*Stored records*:
▬▬▬
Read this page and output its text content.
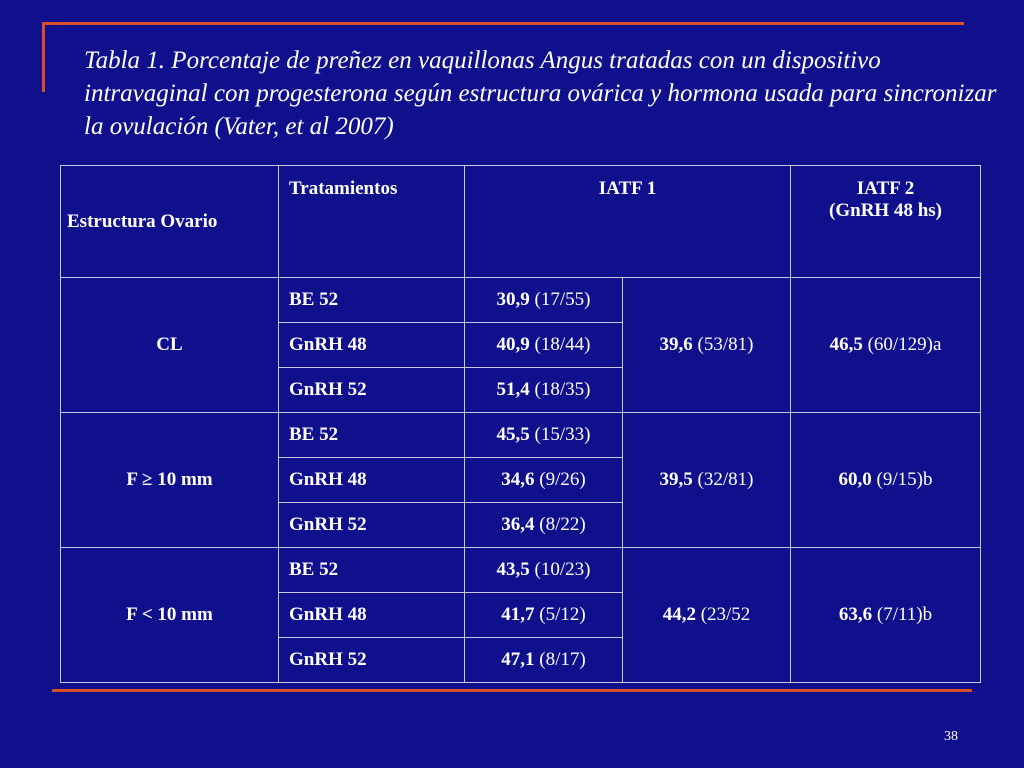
Tabla 1. Porcentaje de preñez en vaquillonas Angus tratadas con un dispositivo intravaginal con progesterona según estructura ovárica y hormona usada para sincronizar la ovulación (Vater, et al 2007)
Estructura Ovario	Tratamientos	IATF 1		IATF 2
(GnRH 48 hs)
CL	BE 52	30,9 (17/55)	39,6 (53/81)	46,5 (60/129)a
	GnRH 48	40,9 (18/44)		
	GnRH 52	51,4 (18/35)		
F ≥ 10 mm	BE 52	45,5 (15/33)	39,5 (32/81)	60,0 (9/15)b
	GnRH 48	34,6 (9/26)		
	GnRH 52	36,4 (8/22)		
F < 10 mm	BE 52	43,5 (10/23)	44,2 (23/52	63,6 (7/11)b
	GnRH 48	41,7 (5/12)		
	GnRH 52	47,1 (8/17)		
38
▬▬▬
*What to do*:
Every line should be retyped exactly, with the pictures omitted.

*Reply to the exercise*:
Read this page and output its text content.
Tabla 1. Porcentaje de preñez en vaquillonas Angus tratadas con un dispositivo intravaginal con progesterona según estructura ovárica y hormona usada para sincronizar la ovulación (Vater, et al 2007)
Estructura Ovario	Tratamientos	IATF 1		IATF 2
(GnRH 48 hs)
CL	BE 52	30,9 (17/55)	39,6 (53/81)	46,5 (60/129)a
	GnRH 48	40,9 (18/44)		
	GnRH 52	51,4 (18/35)		
F ≥ 10 mm	BE 52	45,5 (15/33)	39,5 (32/81)	60,0 (9/15)b
	GnRH 48	34,6 (9/26)		
	GnRH 52	36,4 (8/22)		
F < 10 mm	BE 52	43,5 (10/23)	44,2 (23/52	63,6 (7/11)b
	GnRH 48	41,7 (5/12)		
	GnRH 52	47,1 (8/17)		
38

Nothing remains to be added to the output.